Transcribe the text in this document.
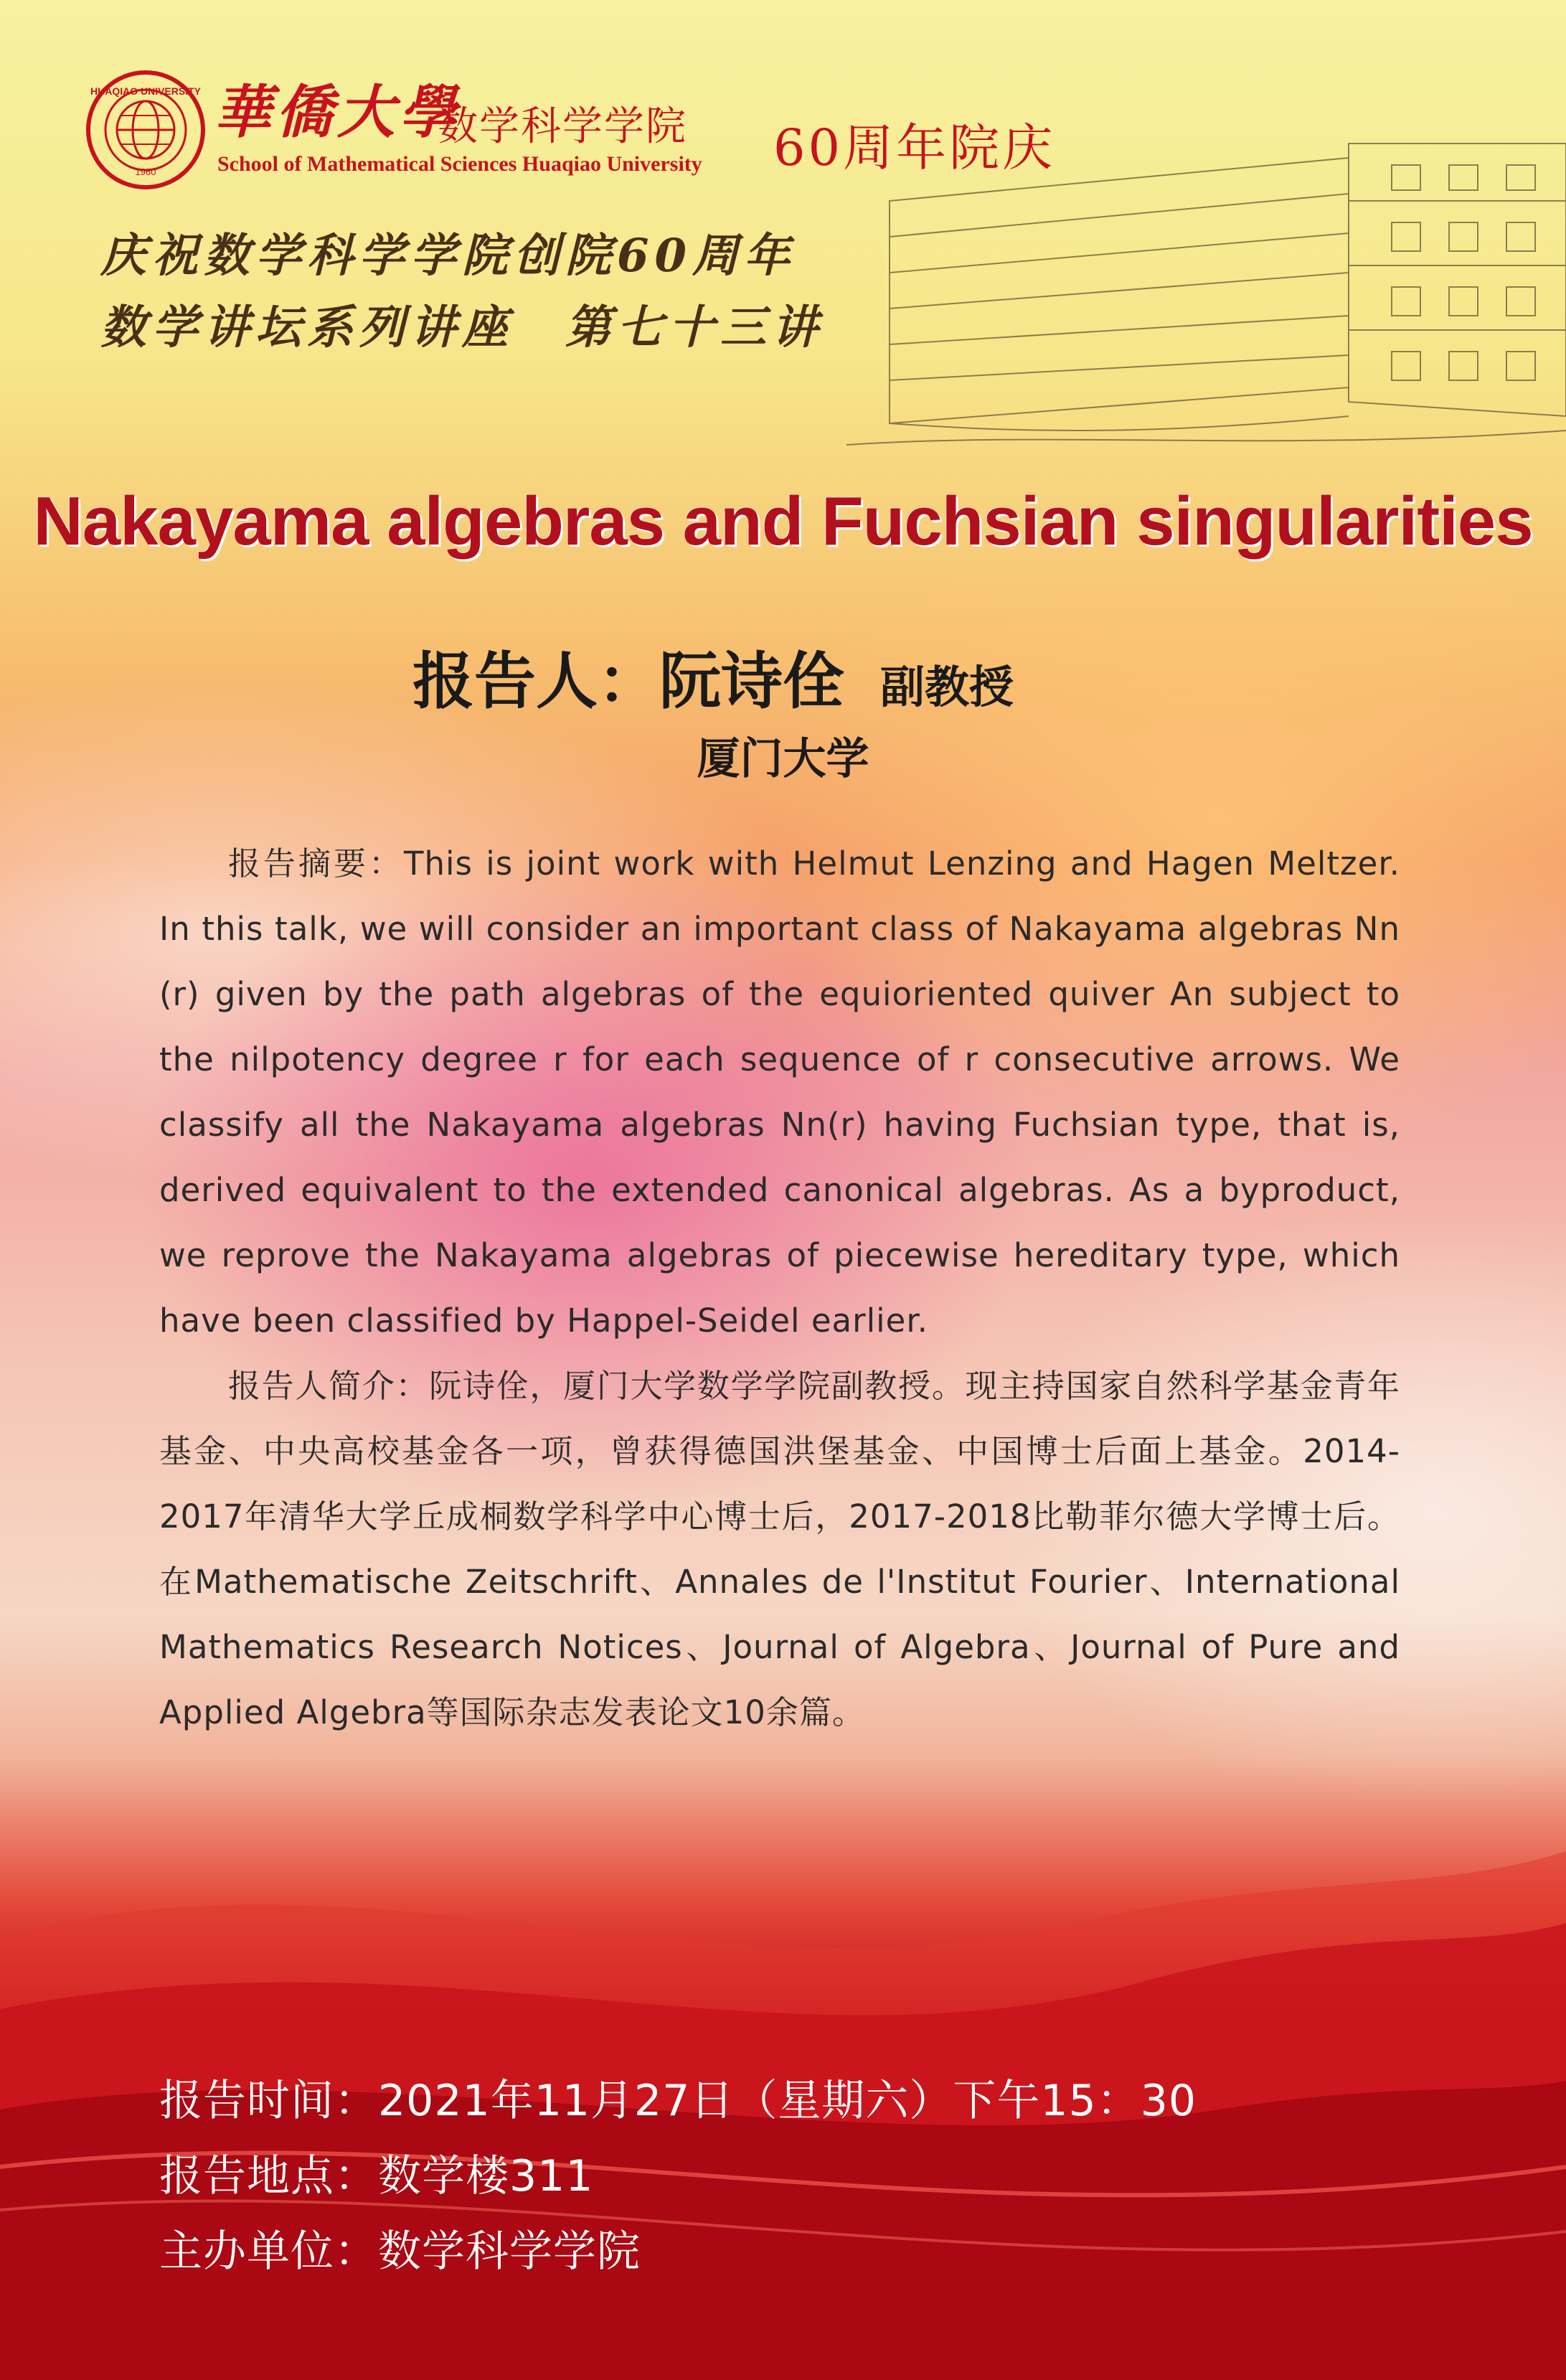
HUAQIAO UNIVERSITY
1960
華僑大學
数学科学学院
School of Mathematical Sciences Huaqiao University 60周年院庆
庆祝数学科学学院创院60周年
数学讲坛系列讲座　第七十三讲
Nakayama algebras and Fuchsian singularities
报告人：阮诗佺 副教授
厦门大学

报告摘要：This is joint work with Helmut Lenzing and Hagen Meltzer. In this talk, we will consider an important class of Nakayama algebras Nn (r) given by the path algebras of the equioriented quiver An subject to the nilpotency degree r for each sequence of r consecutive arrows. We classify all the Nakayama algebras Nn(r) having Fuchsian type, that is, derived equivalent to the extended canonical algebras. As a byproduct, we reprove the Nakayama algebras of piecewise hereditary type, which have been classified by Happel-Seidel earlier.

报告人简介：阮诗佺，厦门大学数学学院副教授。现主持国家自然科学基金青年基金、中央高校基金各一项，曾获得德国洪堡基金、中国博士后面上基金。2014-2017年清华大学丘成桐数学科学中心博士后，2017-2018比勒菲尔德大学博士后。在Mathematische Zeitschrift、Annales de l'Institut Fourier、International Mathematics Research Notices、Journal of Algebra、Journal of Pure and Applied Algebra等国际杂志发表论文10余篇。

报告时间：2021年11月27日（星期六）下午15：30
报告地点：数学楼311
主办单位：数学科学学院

==

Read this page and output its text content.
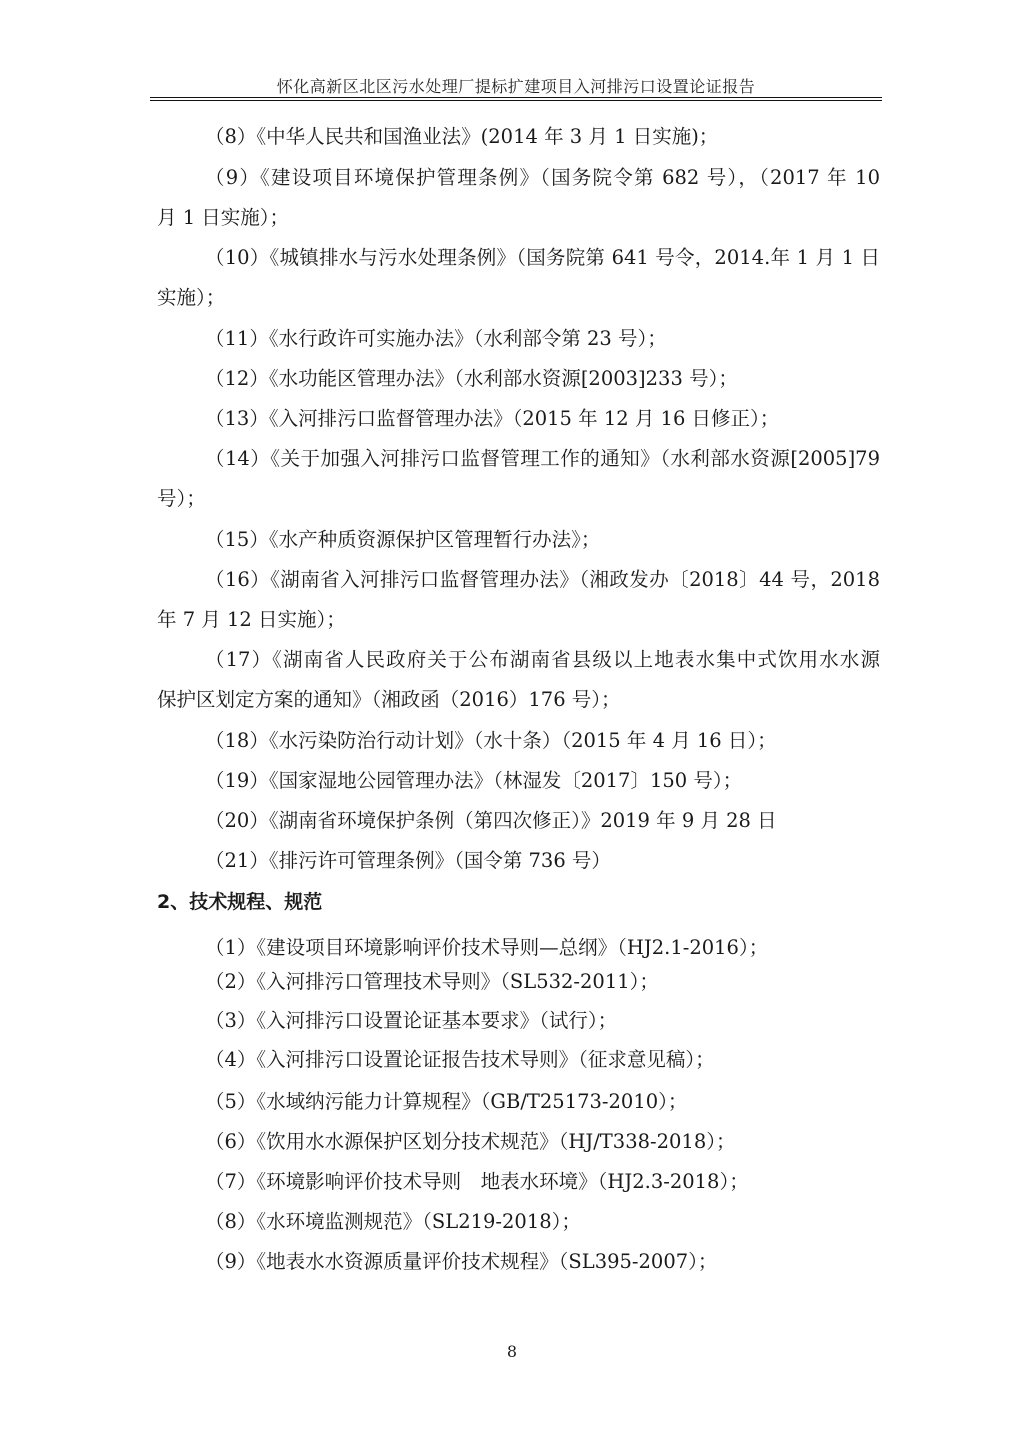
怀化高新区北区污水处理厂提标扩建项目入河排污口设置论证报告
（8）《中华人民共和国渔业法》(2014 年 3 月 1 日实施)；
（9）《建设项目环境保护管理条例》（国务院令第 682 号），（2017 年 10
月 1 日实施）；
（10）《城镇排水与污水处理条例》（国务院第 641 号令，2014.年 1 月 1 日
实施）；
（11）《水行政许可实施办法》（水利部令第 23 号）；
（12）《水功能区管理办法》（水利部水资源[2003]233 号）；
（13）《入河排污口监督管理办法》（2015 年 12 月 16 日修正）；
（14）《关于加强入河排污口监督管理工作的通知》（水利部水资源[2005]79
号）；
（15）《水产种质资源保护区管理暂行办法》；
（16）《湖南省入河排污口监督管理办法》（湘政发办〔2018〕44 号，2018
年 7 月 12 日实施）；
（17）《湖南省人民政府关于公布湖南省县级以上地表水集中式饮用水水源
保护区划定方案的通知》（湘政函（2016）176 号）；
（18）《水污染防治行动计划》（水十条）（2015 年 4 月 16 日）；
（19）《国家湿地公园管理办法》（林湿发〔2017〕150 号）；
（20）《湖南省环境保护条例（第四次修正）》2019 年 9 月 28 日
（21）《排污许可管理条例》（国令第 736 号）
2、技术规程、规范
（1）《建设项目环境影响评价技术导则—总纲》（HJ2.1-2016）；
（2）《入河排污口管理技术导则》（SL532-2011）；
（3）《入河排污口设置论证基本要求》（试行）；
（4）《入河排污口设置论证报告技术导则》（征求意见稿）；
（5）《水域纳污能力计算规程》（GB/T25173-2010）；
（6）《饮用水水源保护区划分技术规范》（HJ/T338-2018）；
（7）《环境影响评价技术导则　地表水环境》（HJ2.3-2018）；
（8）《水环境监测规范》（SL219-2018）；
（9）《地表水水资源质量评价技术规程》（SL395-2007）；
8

--

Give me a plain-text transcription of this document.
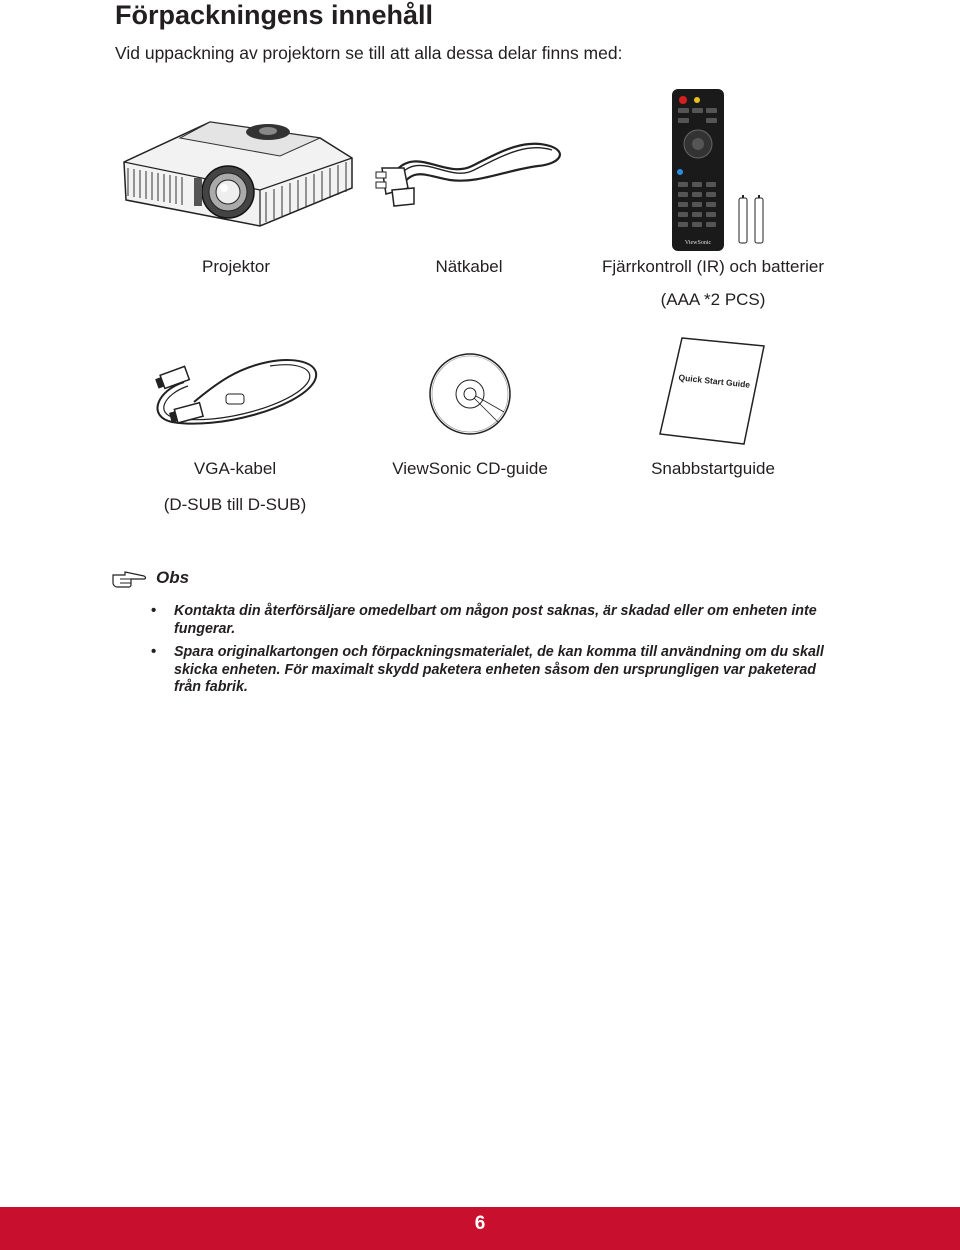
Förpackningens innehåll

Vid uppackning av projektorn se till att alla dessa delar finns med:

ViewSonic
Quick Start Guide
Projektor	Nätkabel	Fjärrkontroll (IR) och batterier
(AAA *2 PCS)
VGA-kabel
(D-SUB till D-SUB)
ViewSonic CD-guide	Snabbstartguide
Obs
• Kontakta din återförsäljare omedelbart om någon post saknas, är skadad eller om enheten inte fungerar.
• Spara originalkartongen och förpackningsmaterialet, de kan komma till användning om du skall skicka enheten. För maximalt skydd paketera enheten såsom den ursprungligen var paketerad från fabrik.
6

**Goal:** List all lines from the entries that include the word "algebras".

**Final result:**
Nakayama algebras and Fuchsian singularities
报告摘要：This is joint work with Helmut Lenzing and Hagen Meltzer. In this talk, we will consider an important class of Nakayama algebras Nn (r) given by the path algebras of the equioriented quiver An subject to the nilpotency degree r for each sequence of r consecutive arrows. We classify all the Nakayama algebras Nn(r) having Fuchsian type, that is, derived equivalent to the extended canonical algebras. As a byproduct, we reprove the Nakayama algebras of piecewise hereditary type, which have been classified by Happel-Seidel earlier.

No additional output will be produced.